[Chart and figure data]
○ ○ ○ ○
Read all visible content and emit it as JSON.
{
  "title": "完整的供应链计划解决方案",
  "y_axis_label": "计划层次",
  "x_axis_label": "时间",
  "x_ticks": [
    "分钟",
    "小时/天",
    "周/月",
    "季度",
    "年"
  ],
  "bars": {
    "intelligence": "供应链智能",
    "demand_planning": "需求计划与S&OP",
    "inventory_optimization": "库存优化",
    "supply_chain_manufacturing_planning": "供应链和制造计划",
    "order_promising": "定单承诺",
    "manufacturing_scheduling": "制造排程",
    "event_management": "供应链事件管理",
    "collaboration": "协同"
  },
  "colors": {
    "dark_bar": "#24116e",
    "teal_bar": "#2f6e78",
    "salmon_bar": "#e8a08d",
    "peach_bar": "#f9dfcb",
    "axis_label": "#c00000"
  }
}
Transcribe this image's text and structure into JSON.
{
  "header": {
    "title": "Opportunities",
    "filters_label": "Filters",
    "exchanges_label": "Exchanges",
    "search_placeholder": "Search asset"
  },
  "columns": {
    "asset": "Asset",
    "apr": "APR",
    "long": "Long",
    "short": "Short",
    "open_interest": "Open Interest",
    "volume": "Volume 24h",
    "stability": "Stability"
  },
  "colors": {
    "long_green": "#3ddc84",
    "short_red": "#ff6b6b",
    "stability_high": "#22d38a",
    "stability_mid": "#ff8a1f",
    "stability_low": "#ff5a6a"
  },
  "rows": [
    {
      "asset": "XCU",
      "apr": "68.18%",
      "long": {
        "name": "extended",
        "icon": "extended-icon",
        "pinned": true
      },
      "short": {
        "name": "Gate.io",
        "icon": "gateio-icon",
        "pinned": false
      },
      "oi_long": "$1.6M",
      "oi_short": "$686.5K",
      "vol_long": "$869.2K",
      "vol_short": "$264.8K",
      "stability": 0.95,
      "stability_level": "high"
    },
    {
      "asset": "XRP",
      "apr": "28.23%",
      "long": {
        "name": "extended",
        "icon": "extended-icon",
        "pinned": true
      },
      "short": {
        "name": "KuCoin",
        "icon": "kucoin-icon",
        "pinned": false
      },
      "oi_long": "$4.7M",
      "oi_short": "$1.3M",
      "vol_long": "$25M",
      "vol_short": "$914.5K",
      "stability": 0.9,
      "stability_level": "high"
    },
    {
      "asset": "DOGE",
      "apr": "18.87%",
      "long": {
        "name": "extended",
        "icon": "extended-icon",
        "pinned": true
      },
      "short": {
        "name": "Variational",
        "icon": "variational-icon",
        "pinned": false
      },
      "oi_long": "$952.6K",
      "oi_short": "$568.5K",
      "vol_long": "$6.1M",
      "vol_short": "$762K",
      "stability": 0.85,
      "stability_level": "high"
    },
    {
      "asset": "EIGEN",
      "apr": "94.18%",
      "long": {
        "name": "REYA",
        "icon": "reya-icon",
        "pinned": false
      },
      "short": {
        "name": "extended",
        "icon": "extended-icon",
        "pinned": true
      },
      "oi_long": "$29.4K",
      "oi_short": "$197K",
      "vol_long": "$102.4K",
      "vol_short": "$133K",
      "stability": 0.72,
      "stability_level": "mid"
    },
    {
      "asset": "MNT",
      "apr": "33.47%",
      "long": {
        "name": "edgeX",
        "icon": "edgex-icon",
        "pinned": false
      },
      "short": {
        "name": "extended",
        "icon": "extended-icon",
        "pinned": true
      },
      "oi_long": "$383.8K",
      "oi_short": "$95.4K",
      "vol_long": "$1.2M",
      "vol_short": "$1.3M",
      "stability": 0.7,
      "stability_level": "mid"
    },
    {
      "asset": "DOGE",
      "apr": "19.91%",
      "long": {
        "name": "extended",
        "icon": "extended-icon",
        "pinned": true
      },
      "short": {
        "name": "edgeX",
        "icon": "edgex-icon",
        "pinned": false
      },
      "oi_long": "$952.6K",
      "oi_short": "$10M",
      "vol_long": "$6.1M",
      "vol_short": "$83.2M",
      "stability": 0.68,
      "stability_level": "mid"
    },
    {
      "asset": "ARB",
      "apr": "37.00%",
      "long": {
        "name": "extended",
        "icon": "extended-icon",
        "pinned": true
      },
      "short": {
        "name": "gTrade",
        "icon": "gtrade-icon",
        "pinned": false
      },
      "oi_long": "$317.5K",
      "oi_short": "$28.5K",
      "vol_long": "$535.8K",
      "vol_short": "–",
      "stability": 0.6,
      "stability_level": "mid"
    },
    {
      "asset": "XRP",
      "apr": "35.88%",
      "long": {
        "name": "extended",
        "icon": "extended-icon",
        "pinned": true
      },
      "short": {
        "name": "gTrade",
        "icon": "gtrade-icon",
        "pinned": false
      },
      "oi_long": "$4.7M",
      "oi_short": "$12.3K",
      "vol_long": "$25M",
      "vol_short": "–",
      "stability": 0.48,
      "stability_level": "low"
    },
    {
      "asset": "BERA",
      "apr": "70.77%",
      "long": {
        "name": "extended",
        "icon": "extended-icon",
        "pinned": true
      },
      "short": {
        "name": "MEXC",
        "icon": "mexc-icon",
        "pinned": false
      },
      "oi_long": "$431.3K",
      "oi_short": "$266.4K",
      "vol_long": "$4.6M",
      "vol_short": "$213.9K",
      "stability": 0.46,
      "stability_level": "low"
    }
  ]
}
○ ○ ○ ○
- EXERCISE: Please output every record, keeping each line exact.

- FINISHED ANSWER:
Read all visible content and emit it as JSON.
{
  "title": "完整的供应链计划解决方案",
  "y_axis_label": "计划层次",
  "x_axis_label": "时间",
  "x_ticks": [
    "分钟",
    "小时/天",
    "周/月",
    "季度",
    "年"
  ],
  "bars": {
    "intelligence": "供应链智能",
    "demand_planning": "需求计划与S&OP",
    "inventory_optimization": "库存优化",
    "supply_chain_manufacturing_planning": "供应链和制造计划",
    "order_promising": "定单承诺",
    "manufacturing_scheduling": "制造排程",
    "event_management": "供应链事件管理",
    "collaboration": "协同"
  },
  "colors": {
    "dark_bar": "#24116e",
    "teal_bar": "#2f6e78",
    "salmon_bar": "#e8a08d",
    "peach_bar": "#f9dfcb",
    "axis_label": "#c00000"
  }
}
Transcribe this image's text and structure into JSON.
{
  "header": {
    "title": "Opportunities",
    "filters_label": "Filters",
    "exchanges_label": "Exchanges",
    "search_placeholder": "Search asset"
  },
  "columns": {
    "asset": "Asset",
    "apr": "APR",
    "long": "Long",
    "short": "Short",
    "open_interest": "Open Interest",
    "volume": "Volume 24h",
    "stability": "Stability"
  },
  "colors": {
    "long_green": "#3ddc84",
    "short_red": "#ff6b6b",
    "stability_high": "#22d38a",
    "stability_mid": "#ff8a1f",
    "stability_low": "#ff5a6a"
  },
  "rows": [
    {
      "asset": "XCU",
      "apr": "68.18%",
      "long": {
        "name": "extended",
        "icon": "extended-icon",
        "pinned": true
      },
      "short": {
        "name": "Gate.io",
        "icon": "gateio-icon",
        "pinned": false
      },
      "oi_long": "$1.6M",
      "oi_short": "$686.5K",
      "vol_long": "$869.2K",
      "vol_short": "$264.8K",
      "stability": 0.95,
      "stability_level": "high"
    },
    {
      "asset": "XRP",
      "apr": "28.23%",
      "long": {
        "name": "extended",
        "icon": "extended-icon",
        "pinned": true
      },
      "short": {
        "name": "KuCoin",
        "icon": "kucoin-icon",
        "pinned": false
      },
      "oi_long": "$4.7M",
      "oi_short": "$1.3M",
      "vol_long": "$25M",
      "vol_short": "$914.5K",
      "stability": 0.9,
      "stability_level": "high"
    },
    {
      "asset": "DOGE",
      "apr": "18.87%",
      "long": {
        "name": "extended",
        "icon": "extended-icon",
        "pinned": true
      },
      "short": {
        "name": "Variational",
        "icon": "variational-icon",
        "pinned": false
      },
      "oi_long": "$952.6K",
      "oi_short": "$568.5K",
      "vol_long": "$6.1M",
      "vol_short": "$762K",
      "stability": 0.85,
      "stability_level": "high"
    },
    {
      "asset": "EIGEN",
      "apr": "94.18%",
      "long": {
        "name": "REYA",
        "icon": "reya-icon",
        "pinned": false
      },
      "short": {
        "name": "extended",
        "icon": "extended-icon",
        "pinned": true
      },
      "oi_long": "$29.4K",
      "oi_short": "$197K",
      "vol_long": "$102.4K",
      "vol_short": "$133K",
      "stability": 0.72,
      "stability_level": "mid"
    },
    {
      "asset": "MNT",
      "apr": "33.47%",
      "long": {
        "name": "edgeX",
        "icon": "edgex-icon",
        "pinned": false
      },
      "short": {
        "name": "extended",
        "icon": "extended-icon",
        "pinned": true
      },
      "oi_long": "$383.8K",
      "oi_short": "$95.4K",
      "vol_long": "$1.2M",
      "vol_short": "$1.3M",
      "stability": 0.7,
      "stability_level": "mid"
    },
    {
      "asset": "DOGE",
      "apr": "19.91%",
      "long": {
        "name": "extended",
        "icon": "extended-icon",
        "pinned": true
      },
      "short": {
        "name": "edgeX",
        "icon": "edgex-icon",
        "pinned": false
      },
      "oi_long": "$952.6K",
      "oi_short": "$10M",
      "vol_long": "$6.1M",
      "vol_short": "$83.2M",
      "stability": 0.68,
      "stability_level": "mid"
    },
    {
      "asset": "ARB",
      "apr": "37.00%",
      "long": {
        "name": "extended",
        "icon": "extended-icon",
        "pinned": true
      },
      "short": {
        "name": "gTrade",
        "icon": "gtrade-icon",
        "pinned": false
      },
      "oi_long": "$317.5K",
      "oi_short": "$28.5K",
      "vol_long": "$535.8K",
      "vol_short": "–",
      "stability": 0.6,
      "stability_level": "mid"
    },
    {
      "asset": "XRP",
      "apr": "35.88%",
      "long": {
        "name": "extended",
        "icon": "extended-icon",
        "pinned": true
      },
      "short": {
        "name": "gTrade",
        "icon": "gtrade-icon",
        "pinned": false
      },
      "oi_long": "$4.7M",
      "oi_short": "$12.3K",
      "vol_long": "$25M",
      "vol_short": "–",
      "stability": 0.48,
      "stability_level": "low"
    },
    {
      "asset": "BERA",
      "apr": "70.77%",
      "long": {
        "name": "extended",
        "icon": "extended-icon",
        "pinned": true
      },
      "short": {
        "name": "MEXC",
        "icon": "mexc-icon",
        "pinned": false
      },
      "oi_long": "$431.3K",
      "oi_short": "$266.4K",
      "vol_long": "$4.6M",
      "vol_short": "$213.9K",
      "stability": 0.46,
      "stability_level": "low"
    }
  ]
}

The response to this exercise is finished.